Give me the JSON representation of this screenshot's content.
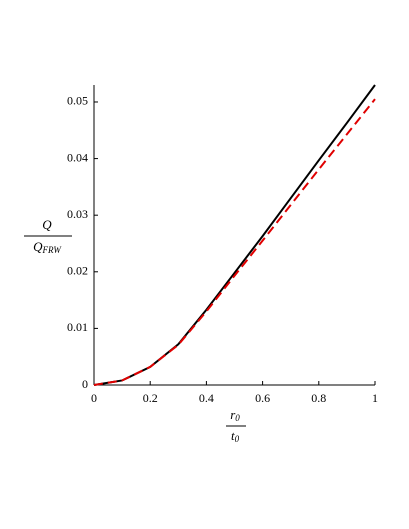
{
  "chart_data": {
    "type": "line",
    "x": [
      0,
      0.1,
      0.2,
      0.3,
      0.4,
      0.5,
      0.6,
      0.7,
      0.8,
      0.9,
      1
    ],
    "series": [
      {
        "color": "#000000",
        "dash": false,
        "values": [
          0,
          0.0008,
          0.0032,
          0.0072,
          0.0133,
          0.0198,
          0.0263,
          0.033,
          0.0397,
          0.0463,
          0.053
        ]
      },
      {
        "color": "#e00000",
        "dash": true,
        "values": [
          0,
          0.0008,
          0.0032,
          0.0071,
          0.013,
          0.0193,
          0.0255,
          0.0318,
          0.0381,
          0.0443,
          0.0505
        ]
      }
    ],
    "xlim": [
      0,
      1
    ],
    "xticks": [
      0,
      0.2,
      0.4,
      0.6,
      0.8,
      1
    ],
    "ylim": [
      0,
      0.053
    ],
    "yticks": [
      0,
      0.01,
      0.02,
      0.03,
      0.04,
      0.05
    ],
    "xlabel": {
      "numerator": "r",
      "numerator_sub": "0",
      "denominator": "t",
      "denominator_sub": "0"
    },
    "ylabel": {
      "numerator": "Q",
      "denominator": "Q",
      "denominator_sub": "FRW"
    }
  }
}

WRITTEN TASK | Leave out the pictures and print every line of the data exactly.

SOLUTION |
Give me the JSON representation of this screenshot's content.
{
  "chart_data": {
    "type": "line",
    "x": [
      0,
      0.1,
      0.2,
      0.3,
      0.4,
      0.5,
      0.6,
      0.7,
      0.8,
      0.9,
      1
    ],
    "series": [
      {
        "color": "#000000",
        "dash": false,
        "values": [
          0,
          0.0008,
          0.0032,
          0.0072,
          0.0133,
          0.0198,
          0.0263,
          0.033,
          0.0397,
          0.0463,
          0.053
        ]
      },
      {
        "color": "#e00000",
        "dash": true,
        "values": [
          0,
          0.0008,
          0.0032,
          0.0071,
          0.013,
          0.0193,
          0.0255,
          0.0318,
          0.0381,
          0.0443,
          0.0505
        ]
      }
    ],
    "xlim": [
      0,
      1
    ],
    "xticks": [
      0,
      0.2,
      0.4,
      0.6,
      0.8,
      1
    ],
    "ylim": [
      0,
      0.053
    ],
    "yticks": [
      0,
      0.01,
      0.02,
      0.03,
      0.04,
      0.05
    ],
    "xlabel": {
      "numerator": "r",
      "numerator_sub": "0",
      "denominator": "t",
      "denominator_sub": "0"
    },
    "ylabel": {
      "numerator": "Q",
      "denominator": "Q",
      "denominator_sub": "FRW"
    }
  }
}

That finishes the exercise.